### What is asked
Check every line of the material below for "chevron". Give the number of lines that have it, and only that.
--- Data for the task ---
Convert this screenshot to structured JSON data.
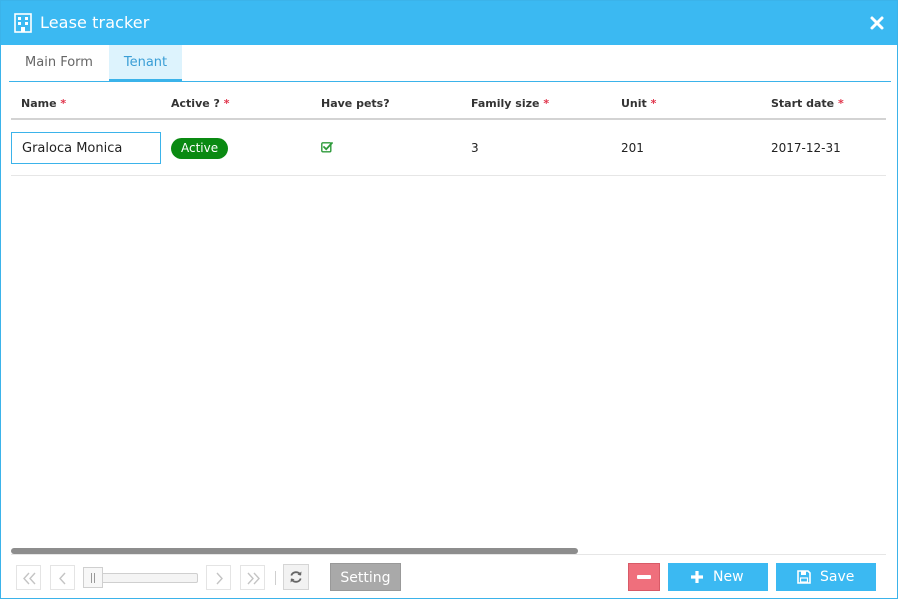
{
  "window": {
    "title": "Lease tracker",
    "title_icon": "building-icon",
    "close_icon": "close-icon",
    "accent_color": "#3bb9f2"
  },
  "tabs": [
    {
      "label": "Main Form",
      "active": false
    },
    {
      "label": "Tenant",
      "active": true
    }
  ],
  "grid": {
    "columns": [
      {
        "label": "Name",
        "required": true
      },
      {
        "label": "Active ?",
        "required": true
      },
      {
        "label": "Have pets?",
        "required": false
      },
      {
        "label": "Family size",
        "required": true
      },
      {
        "label": "Unit",
        "required": true
      },
      {
        "label": "Start date",
        "required": true
      }
    ],
    "required_marker": "*",
    "rows": [
      {
        "name": "Graloca Monica",
        "active": "Active",
        "have_pets": true,
        "family_size": "3",
        "unit": "201",
        "start_date": "2017-12-31"
      }
    ]
  },
  "pager": {
    "first_icon": "double-chevron-left-icon",
    "prev_icon": "chevron-left-icon",
    "next_icon": "chevron-right-icon",
    "last_icon": "double-chevron-right-icon",
    "refresh_icon": "refresh-icon",
    "setting_label": "Setting"
  },
  "actions": {
    "delete_icon": "minus-icon",
    "new_label": "New",
    "new_icon": "plus-icon",
    "save_label": "Save",
    "save_icon": "floppy-disk-icon",
    "delete_color": "#ef6f7c"
  },
  "status_colors": {
    "active_badge": "#0a8a12",
    "required": "#e0334a"
  }
}
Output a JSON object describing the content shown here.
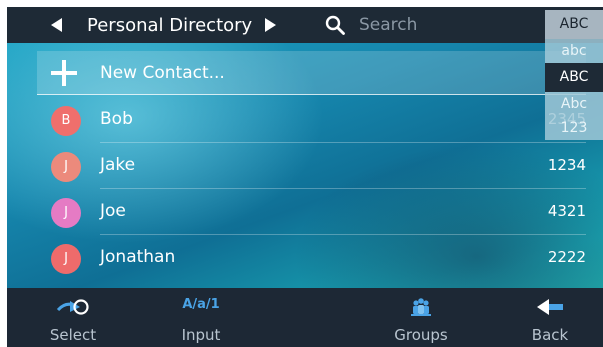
{
  "header": {
    "title": "Personal Directory",
    "search_placeholder": "Search"
  },
  "new_contact": {
    "label": "New Contact..."
  },
  "contacts": [
    {
      "initial": "B",
      "name": "Bob",
      "number": "2345",
      "avatar_color": "#ef6f6c"
    },
    {
      "initial": "J",
      "name": "Jake",
      "number": "1234",
      "avatar_color": "#ec8a7c"
    },
    {
      "initial": "J",
      "name": "Joe",
      "number": "4321",
      "avatar_color": "#e57bc4"
    },
    {
      "initial": "J",
      "name": "Jonathan",
      "number": "2222",
      "avatar_color": "#ee6b6b"
    }
  ],
  "alpha_panel": {
    "items": [
      "ABC",
      "abc",
      "ABC",
      "Abc",
      "123"
    ],
    "selected": "ABC"
  },
  "footer": {
    "select": {
      "label": "Select",
      "icon": "select-arrow-icon"
    },
    "input": {
      "label": "Input",
      "mode": "A/a/1",
      "icon": "input-mode-icon"
    },
    "groups": {
      "label": "Groups",
      "icon": "groups-icon"
    },
    "back": {
      "label": "Back",
      "icon": "back-arrow-icon"
    }
  },
  "colors": {
    "header_bg": "#1e2a36",
    "accent_blue": "#4aa3e6",
    "footer_bg": "#1d2835"
  }
}
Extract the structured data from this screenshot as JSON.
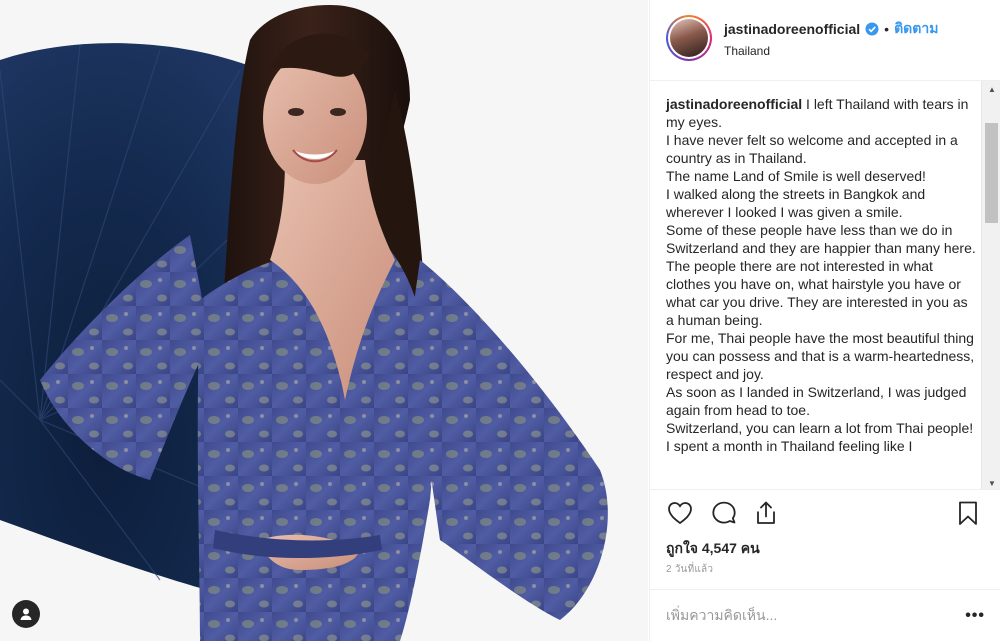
{
  "post": {
    "username": "jastinadoreenofficial",
    "follow_label": "ติดตาม",
    "dot_separator": "•",
    "location": "Thailand",
    "caption_lines": [
      "I left Thailand with tears in my eyes.",
      "I have never felt so welcome and accepted in a country as in Thailand.",
      "The name Land of Smile is well deserved!",
      "I walked along the streets in Bangkok and wherever I looked I was given a smile.",
      "Some of these people have less than we do in Switzerland and they are happier than many here.",
      "The people there are not interested in what clothes you have on, what hairstyle you have or what car you drive. They are interested in you as a human being.",
      "For me, Thai people have the most beautiful thing you can possess and that is a warm-heartedness, respect and joy.",
      "As soon as I landed in Switzerland, I was judged again from head to toe.",
      "Switzerland, you can learn a lot from Thai people!",
      "I spent a month in Thailand feeling like I"
    ],
    "likes_text": "ถูกใจ 4,547 คน",
    "timestamp": "2 วันที่แล้ว",
    "comment_placeholder": "เพิ่มความคิดเห็น...",
    "more_label": "•••"
  },
  "icons": {
    "verified": "verified-badge-icon",
    "like": "heart-icon",
    "comment": "comment-icon",
    "share": "share-icon",
    "save": "bookmark-icon",
    "user_tag": "user-tag-icon"
  },
  "colors": {
    "accent": "#3897f0",
    "text": "#262626",
    "muted": "#999999",
    "border": "#efefef"
  }
}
---
### Worked answer
4